*TASK*. Return all lines where the word "правого" can be found.

Part of a data file
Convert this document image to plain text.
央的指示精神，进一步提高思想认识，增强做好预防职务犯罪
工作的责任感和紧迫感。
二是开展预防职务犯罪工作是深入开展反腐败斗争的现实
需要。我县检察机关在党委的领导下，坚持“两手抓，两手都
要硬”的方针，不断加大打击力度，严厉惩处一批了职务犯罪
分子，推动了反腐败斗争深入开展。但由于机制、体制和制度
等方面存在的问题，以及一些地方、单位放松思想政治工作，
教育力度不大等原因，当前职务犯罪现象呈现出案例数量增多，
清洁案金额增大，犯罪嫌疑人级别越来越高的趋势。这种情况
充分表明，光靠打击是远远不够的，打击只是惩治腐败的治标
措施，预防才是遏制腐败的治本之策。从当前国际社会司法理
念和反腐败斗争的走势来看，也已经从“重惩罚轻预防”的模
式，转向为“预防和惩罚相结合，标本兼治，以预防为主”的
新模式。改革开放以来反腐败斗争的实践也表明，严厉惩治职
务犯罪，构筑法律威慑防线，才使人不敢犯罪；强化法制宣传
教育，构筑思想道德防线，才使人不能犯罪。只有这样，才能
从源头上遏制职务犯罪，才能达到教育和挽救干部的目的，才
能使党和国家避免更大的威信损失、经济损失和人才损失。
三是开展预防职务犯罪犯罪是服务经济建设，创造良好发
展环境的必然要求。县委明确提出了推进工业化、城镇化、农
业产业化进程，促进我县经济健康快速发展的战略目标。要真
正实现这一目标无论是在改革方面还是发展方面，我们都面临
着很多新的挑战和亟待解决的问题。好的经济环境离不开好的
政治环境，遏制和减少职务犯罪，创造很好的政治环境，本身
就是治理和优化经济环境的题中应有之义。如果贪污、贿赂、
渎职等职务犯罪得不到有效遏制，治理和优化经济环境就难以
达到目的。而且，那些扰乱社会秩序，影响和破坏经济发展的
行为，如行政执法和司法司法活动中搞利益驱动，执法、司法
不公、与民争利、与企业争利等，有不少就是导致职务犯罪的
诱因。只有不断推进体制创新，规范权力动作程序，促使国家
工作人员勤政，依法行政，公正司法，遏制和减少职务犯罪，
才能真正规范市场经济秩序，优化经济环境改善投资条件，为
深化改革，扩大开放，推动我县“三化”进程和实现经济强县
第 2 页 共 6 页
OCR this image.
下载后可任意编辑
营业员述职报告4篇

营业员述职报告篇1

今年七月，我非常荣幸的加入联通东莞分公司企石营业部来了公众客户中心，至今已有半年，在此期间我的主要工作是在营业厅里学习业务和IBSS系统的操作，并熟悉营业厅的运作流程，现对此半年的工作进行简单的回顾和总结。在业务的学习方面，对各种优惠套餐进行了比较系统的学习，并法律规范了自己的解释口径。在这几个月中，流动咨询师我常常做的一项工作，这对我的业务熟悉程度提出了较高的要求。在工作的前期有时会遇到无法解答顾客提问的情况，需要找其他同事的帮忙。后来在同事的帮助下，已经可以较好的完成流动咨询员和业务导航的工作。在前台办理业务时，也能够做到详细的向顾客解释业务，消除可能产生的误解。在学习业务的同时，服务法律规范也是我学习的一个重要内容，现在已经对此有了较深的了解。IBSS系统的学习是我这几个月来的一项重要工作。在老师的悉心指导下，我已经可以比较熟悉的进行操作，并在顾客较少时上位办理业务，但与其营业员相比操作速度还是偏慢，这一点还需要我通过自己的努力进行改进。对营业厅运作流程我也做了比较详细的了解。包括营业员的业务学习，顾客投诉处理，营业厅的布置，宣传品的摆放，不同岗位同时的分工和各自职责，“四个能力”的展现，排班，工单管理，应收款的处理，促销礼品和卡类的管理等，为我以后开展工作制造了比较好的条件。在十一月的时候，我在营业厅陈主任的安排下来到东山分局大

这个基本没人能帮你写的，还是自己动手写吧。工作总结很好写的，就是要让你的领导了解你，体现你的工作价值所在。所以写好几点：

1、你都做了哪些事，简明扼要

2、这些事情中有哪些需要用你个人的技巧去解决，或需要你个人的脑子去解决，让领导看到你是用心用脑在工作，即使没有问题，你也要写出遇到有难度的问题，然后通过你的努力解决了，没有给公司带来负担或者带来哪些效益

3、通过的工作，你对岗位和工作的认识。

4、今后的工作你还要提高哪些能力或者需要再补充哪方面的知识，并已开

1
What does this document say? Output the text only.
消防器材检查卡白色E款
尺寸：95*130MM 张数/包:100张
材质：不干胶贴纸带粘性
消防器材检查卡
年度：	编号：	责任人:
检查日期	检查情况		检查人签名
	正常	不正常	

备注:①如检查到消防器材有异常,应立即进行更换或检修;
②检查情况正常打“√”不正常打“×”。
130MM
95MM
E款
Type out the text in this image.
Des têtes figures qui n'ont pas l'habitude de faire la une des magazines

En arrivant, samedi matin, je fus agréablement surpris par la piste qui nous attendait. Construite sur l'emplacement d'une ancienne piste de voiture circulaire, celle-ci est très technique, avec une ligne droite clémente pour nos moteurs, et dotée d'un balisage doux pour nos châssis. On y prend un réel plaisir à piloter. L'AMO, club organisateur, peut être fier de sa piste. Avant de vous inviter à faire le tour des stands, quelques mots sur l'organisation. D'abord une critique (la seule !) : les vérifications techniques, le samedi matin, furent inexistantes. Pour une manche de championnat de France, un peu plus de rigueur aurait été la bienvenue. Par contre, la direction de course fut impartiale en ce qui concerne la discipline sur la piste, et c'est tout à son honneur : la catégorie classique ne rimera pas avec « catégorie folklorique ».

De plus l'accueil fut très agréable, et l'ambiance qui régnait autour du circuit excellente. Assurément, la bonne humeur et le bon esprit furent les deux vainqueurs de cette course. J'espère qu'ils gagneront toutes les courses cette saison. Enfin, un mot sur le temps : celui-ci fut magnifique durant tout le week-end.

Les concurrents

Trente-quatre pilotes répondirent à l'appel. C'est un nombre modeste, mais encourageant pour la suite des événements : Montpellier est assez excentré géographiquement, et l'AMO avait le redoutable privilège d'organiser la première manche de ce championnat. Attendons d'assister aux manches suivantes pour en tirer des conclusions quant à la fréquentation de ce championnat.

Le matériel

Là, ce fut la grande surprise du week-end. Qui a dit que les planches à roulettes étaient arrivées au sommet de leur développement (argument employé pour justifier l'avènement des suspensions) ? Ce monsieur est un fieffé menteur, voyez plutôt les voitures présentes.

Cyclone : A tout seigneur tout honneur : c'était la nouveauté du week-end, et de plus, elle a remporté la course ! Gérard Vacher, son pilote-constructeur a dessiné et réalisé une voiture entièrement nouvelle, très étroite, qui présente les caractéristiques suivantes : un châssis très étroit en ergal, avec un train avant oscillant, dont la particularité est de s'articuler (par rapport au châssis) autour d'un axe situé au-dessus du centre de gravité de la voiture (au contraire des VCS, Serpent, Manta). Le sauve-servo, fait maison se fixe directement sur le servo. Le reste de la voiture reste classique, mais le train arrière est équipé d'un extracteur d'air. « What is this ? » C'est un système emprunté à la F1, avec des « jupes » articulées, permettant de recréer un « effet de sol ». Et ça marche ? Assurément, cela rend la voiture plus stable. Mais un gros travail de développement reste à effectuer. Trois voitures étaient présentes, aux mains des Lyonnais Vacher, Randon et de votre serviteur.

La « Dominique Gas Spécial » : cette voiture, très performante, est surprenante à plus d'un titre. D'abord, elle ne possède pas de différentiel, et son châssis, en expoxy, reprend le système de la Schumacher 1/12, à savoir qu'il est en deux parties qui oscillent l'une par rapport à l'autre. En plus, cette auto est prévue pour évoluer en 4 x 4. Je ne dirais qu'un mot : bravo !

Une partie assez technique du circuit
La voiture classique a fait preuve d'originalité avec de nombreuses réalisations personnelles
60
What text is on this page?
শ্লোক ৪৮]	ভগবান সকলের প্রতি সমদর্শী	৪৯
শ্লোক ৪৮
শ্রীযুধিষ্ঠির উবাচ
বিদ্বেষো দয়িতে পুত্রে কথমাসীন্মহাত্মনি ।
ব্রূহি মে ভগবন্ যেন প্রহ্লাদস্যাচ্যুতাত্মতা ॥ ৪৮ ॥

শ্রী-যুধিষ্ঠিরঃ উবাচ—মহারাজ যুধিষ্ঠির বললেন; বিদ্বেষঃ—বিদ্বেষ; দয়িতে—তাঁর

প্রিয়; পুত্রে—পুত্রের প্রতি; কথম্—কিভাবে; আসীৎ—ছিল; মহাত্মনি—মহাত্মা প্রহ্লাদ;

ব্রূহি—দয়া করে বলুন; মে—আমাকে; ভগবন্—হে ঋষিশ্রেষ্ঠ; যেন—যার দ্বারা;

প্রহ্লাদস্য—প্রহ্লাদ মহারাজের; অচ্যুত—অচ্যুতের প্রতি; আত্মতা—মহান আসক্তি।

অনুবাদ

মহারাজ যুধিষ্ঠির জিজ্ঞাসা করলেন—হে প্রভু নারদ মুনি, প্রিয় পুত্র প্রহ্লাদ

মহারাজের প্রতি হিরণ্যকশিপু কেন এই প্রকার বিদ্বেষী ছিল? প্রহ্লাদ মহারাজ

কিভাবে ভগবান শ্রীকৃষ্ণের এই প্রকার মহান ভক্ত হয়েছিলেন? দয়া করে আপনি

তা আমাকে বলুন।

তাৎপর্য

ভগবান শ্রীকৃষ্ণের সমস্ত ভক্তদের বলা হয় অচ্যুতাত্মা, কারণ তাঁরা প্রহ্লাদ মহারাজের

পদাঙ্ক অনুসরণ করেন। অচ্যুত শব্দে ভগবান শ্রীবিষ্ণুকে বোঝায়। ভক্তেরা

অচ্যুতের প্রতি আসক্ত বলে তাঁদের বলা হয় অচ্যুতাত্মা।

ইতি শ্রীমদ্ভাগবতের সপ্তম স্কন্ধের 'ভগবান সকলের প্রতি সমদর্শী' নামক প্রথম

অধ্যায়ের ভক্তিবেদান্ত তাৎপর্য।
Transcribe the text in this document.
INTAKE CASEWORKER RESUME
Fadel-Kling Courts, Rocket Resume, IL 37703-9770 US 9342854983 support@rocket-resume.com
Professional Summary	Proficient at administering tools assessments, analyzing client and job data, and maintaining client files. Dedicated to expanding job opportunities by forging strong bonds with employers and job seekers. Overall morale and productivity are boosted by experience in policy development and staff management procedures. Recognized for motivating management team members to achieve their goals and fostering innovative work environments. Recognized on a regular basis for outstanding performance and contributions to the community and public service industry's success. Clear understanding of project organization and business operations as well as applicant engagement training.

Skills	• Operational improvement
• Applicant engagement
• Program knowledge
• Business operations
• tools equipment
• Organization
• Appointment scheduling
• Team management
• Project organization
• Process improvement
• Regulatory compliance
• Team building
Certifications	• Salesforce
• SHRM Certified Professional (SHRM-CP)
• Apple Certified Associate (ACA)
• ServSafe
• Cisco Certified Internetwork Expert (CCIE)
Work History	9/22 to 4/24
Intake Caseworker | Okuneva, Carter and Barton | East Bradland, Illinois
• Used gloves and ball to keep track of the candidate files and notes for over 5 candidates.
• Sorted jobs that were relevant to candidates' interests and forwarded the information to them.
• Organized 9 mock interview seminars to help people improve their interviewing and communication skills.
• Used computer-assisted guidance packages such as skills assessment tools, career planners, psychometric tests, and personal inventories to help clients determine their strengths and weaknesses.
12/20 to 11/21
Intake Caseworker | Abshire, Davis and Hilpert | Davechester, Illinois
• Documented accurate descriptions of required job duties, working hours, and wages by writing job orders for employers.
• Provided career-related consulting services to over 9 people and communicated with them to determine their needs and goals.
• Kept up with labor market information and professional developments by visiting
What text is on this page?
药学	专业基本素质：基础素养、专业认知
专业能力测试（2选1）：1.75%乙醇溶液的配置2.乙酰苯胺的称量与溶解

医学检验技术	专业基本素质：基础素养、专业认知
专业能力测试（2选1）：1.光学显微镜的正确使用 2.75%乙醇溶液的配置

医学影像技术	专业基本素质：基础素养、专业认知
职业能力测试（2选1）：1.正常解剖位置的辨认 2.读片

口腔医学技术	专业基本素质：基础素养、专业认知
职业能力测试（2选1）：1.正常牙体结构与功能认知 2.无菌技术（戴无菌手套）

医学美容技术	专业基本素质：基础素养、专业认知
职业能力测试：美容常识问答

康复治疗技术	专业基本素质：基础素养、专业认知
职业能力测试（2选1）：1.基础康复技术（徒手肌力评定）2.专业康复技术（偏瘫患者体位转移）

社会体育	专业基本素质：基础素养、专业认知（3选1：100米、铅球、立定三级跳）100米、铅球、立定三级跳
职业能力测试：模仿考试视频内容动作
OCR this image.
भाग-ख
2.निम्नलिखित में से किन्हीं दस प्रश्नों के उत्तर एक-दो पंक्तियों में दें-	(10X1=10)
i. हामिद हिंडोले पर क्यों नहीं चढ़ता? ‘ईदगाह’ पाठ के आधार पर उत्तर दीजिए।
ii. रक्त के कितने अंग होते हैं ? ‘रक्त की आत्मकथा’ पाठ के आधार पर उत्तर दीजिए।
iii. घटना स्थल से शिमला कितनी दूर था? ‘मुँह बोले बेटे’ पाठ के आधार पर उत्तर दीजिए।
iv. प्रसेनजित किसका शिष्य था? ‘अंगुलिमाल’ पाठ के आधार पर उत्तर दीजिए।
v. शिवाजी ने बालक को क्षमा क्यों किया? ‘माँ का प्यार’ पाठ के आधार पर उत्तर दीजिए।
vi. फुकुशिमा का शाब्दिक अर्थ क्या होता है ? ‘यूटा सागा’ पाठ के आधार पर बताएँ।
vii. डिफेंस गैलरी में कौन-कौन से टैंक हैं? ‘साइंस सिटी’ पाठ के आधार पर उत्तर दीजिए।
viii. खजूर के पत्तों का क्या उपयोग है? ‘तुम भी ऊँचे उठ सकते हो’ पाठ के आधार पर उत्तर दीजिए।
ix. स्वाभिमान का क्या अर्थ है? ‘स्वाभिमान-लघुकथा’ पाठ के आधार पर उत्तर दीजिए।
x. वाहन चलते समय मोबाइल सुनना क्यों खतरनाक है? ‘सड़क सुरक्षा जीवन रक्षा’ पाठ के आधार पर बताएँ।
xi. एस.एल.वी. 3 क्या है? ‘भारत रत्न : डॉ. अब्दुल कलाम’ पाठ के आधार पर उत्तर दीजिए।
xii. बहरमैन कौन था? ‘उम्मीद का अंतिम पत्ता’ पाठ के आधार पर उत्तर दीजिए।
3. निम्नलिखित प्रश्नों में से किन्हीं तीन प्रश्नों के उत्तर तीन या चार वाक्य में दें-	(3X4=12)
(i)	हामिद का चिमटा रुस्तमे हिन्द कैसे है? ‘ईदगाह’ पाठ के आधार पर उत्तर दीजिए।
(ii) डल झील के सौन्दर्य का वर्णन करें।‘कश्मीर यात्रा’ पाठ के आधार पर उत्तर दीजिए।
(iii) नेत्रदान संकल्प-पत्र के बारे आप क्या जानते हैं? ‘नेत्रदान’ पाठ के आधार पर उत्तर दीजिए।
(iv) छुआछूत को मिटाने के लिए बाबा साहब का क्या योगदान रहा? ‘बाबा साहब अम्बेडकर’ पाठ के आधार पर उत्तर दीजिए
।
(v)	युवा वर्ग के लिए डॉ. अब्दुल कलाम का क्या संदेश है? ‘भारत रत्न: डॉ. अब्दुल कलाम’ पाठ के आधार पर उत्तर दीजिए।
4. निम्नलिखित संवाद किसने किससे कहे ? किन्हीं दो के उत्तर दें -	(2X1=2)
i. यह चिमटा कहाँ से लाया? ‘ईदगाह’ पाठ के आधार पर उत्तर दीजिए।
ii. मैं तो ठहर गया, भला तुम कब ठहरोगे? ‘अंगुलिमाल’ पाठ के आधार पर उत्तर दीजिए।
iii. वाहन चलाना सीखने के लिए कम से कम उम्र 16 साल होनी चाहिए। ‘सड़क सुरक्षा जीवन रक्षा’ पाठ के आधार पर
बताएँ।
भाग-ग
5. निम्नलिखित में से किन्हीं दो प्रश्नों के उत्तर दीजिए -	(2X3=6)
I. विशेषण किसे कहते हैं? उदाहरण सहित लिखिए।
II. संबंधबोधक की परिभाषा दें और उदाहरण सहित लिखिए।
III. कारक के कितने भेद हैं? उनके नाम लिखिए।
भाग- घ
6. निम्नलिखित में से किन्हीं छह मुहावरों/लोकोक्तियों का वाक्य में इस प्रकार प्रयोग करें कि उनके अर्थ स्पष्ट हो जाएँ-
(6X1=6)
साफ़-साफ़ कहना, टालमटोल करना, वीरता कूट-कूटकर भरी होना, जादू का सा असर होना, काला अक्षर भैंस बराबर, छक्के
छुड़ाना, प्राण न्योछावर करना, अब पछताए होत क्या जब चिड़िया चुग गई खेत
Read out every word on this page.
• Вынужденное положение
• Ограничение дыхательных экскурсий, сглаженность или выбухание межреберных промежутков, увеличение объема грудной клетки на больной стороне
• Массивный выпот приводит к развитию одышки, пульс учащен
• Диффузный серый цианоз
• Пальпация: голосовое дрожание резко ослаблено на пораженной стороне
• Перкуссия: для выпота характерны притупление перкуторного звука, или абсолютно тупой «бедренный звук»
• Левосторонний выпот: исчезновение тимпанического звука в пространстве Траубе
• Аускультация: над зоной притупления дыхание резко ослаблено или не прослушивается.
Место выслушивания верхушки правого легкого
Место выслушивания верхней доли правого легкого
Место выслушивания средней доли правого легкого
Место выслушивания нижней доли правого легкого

*REPLY*.
Место выслушивания верхушки правого легкого
Место выслушивания верхней доли правого легкого
Место выслушивания средней доли правого легкого
Место выслушивания нижней доли правого легкого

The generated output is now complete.